Record set:
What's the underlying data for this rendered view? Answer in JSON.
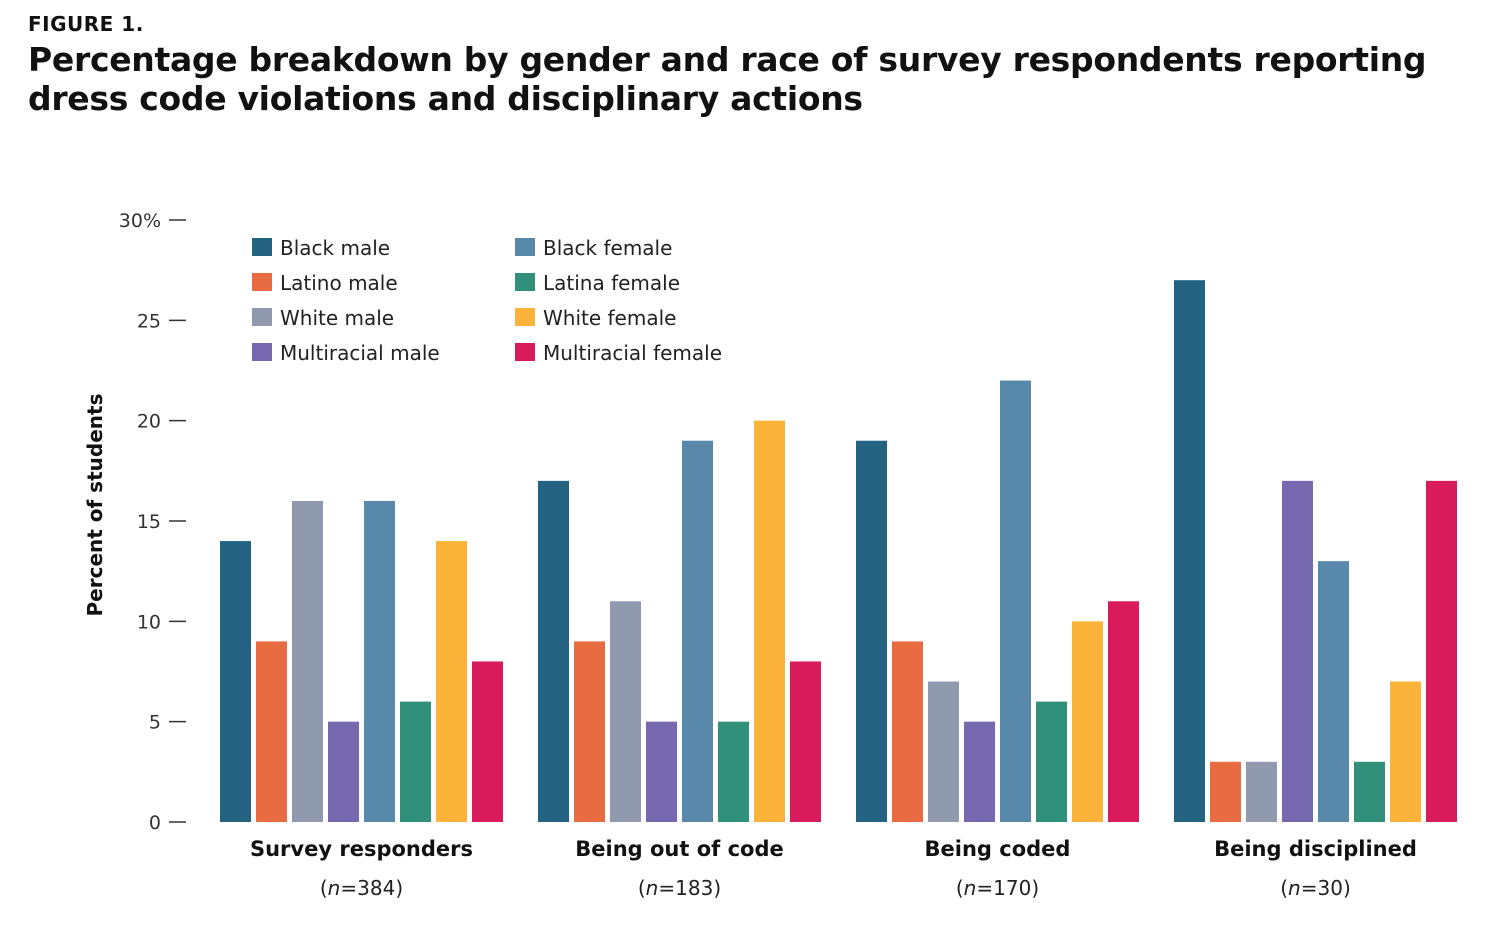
{
  "figure_label": "FIGURE 1.",
  "title": "Percentage breakdown by gender and race of survey respondents reporting dress code violations and disciplinary actions",
  "chart_data": {
    "type": "bar",
    "title": "Percentage breakdown by gender and race of survey respondents reporting dress code violations and disciplinary actions",
    "xlabel": "",
    "ylabel": "Percent of students",
    "ylim": [
      0,
      30
    ],
    "yticks": [
      {
        "value": 0,
        "label": "0"
      },
      {
        "value": 5,
        "label": "5"
      },
      {
        "value": 10,
        "label": "10"
      },
      {
        "value": 15,
        "label": "15"
      },
      {
        "value": 20,
        "label": "20"
      },
      {
        "value": 25,
        "label": "25"
      },
      {
        "value": 30,
        "label": "30%"
      }
    ],
    "categories": [
      "Survey responders",
      "Being out of code",
      "Being coded",
      "Being disciplined"
    ],
    "n_prefix": "n",
    "n_values": [
      "384",
      "183",
      "170",
      "30"
    ],
    "legend_placement": "top-left",
    "grid": false,
    "series": [
      {
        "name": "Black male",
        "color": "#236381",
        "values": [
          14,
          17,
          19,
          27
        ]
      },
      {
        "name": "Latino male",
        "color": "#E86B42",
        "values": [
          9,
          9,
          9,
          3
        ]
      },
      {
        "name": "White male",
        "color": "#8F9AAF",
        "values": [
          16,
          11,
          7,
          3
        ]
      },
      {
        "name": "Multiracial male",
        "color": "#7769B0",
        "values": [
          5,
          5,
          5,
          17
        ]
      },
      {
        "name": "Black female",
        "color": "#5889AB",
        "values": [
          16,
          19,
          22,
          13
        ]
      },
      {
        "name": "Latina female",
        "color": "#30907A",
        "values": [
          6,
          5,
          6,
          3
        ]
      },
      {
        "name": "White female",
        "color": "#FBB33A",
        "values": [
          14,
          20,
          10,
          7
        ]
      },
      {
        "name": "Multiracial female",
        "color": "#D91B5C",
        "values": [
          8,
          8,
          11,
          17
        ]
      }
    ]
  }
}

Required work: Copy every line of the listing where the word "reporting" appears.

Solution for this problem:
  "title": "Percentage breakdown by gender and race of survey respondents reporting dress code violations and disciplinary actions",
    "title": "Percentage breakdown by gender and race of survey respondents reporting dress code violations and disciplinary actions",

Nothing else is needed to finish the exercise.